<<<<

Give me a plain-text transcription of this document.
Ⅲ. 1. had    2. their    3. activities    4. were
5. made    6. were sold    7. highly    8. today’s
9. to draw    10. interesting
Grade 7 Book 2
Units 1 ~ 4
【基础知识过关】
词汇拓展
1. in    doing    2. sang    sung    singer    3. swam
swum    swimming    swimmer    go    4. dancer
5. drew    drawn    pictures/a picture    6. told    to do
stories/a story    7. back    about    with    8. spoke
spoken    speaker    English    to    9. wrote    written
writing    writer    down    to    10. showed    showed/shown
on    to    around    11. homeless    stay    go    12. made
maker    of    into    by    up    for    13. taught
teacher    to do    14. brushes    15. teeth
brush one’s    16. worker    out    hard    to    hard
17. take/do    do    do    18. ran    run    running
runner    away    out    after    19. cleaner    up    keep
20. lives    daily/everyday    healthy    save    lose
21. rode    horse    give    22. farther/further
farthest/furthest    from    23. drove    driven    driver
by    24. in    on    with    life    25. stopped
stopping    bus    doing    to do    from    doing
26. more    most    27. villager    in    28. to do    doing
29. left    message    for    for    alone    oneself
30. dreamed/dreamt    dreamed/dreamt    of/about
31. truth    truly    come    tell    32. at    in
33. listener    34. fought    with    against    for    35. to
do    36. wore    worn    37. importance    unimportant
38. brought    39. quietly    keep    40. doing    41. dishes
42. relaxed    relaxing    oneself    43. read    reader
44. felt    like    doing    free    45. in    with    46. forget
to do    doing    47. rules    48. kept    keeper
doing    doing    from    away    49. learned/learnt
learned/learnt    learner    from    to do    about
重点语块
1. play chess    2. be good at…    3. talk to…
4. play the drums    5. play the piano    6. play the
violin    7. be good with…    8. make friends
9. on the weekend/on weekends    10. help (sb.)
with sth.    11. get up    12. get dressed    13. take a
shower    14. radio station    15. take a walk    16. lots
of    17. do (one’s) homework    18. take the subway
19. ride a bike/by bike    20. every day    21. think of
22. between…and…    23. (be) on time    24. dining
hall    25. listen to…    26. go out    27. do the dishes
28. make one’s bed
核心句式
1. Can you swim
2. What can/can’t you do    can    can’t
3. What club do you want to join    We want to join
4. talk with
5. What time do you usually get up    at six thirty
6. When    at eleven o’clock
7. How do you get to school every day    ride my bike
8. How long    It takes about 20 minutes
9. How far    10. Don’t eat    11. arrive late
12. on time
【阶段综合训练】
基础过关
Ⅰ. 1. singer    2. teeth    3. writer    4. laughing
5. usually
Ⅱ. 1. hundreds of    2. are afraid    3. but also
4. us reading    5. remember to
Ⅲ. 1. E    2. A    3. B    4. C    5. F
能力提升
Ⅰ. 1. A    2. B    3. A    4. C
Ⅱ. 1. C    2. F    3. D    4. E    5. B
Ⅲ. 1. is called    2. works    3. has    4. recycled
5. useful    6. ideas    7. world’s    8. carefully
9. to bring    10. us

>>>>

The listing above must be transcribed exactly, line by line.

### ANSWER FOR THIS EXERCISE:
Give me a plain-text transcription of this document.
Ⅲ. 1. had    2. their    3. activities    4. were
5. made    6. were sold    7. highly    8. today’s
9. to draw    10. interesting
Grade 7 Book 2
Units 1 ~ 4
【基础知识过关】
词汇拓展
1. in    doing    2. sang    sung    singer    3. swam
swum    swimming    swimmer    go    4. dancer
5. drew    drawn    pictures/a picture    6. told    to do
stories/a story    7. back    about    with    8. spoke
spoken    speaker    English    to    9. wrote    written
writing    writer    down    to    10. showed    showed/shown
on    to    around    11. homeless    stay    go    12. made
maker    of    into    by    up    for    13. taught
teacher    to do    14. brushes    15. teeth
brush one’s    16. worker    out    hard    to    hard
17. take/do    do    do    18. ran    run    running
runner    away    out    after    19. cleaner    up    keep
20. lives    daily/everyday    healthy    save    lose
21. rode    horse    give    22. farther/further
farthest/furthest    from    23. drove    driven    driver
by    24. in    on    with    life    25. stopped
stopping    bus    doing    to do    from    doing
26. more    most    27. villager    in    28. to do    doing
29. left    message    for    for    alone    oneself
30. dreamed/dreamt    dreamed/dreamt    of/about
31. truth    truly    come    tell    32. at    in
33. listener    34. fought    with    against    for    35. to
do    36. wore    worn    37. importance    unimportant
38. brought    39. quietly    keep    40. doing    41. dishes
42. relaxed    relaxing    oneself    43. read    reader
44. felt    like    doing    free    45. in    with    46. forget
to do    doing    47. rules    48. kept    keeper
doing    doing    from    away    49. learned/learnt
learned/learnt    learner    from    to do    about
重点语块
1. play chess    2. be good at…    3. talk to…
4. play the drums    5. play the piano    6. play the
violin    7. be good with…    8. make friends
9. on the weekend/on weekends    10. help (sb.)
with sth.    11. get up    12. get dressed    13. take a
shower    14. radio station    15. take a walk    16. lots
of    17. do (one’s) homework    18. take the subway
19. ride a bike/by bike    20. every day    21. think of
22. between…and…    23. (be) on time    24. dining
hall    25. listen to…    26. go out    27. do the dishes
28. make one’s bed
核心句式
1. Can you swim
2. What can/can’t you do    can    can’t
3. What club do you want to join    We want to join
4. talk with
5. What time do you usually get up    at six thirty
6. When    at eleven o’clock
7. How do you get to school every day    ride my bike
8. How long    It takes about 20 minutes
9. How far    10. Don’t eat    11. arrive late
12. on time
【阶段综合训练】
基础过关
Ⅰ. 1. singer    2. teeth    3. writer    4. laughing
5. usually
Ⅱ. 1. hundreds of    2. are afraid    3. but also
4. us reading    5. remember to
Ⅲ. 1. E    2. A    3. B    4. C    5. F
能力提升
Ⅰ. 1. A    2. B    3. A    4. C
Ⅱ. 1. C    2. F    3. D    4. E    5. B
Ⅲ. 1. is called    2. works    3. has    4. recycled
5. useful    6. ideas    7. world’s    8. carefully
9. to bring    10. us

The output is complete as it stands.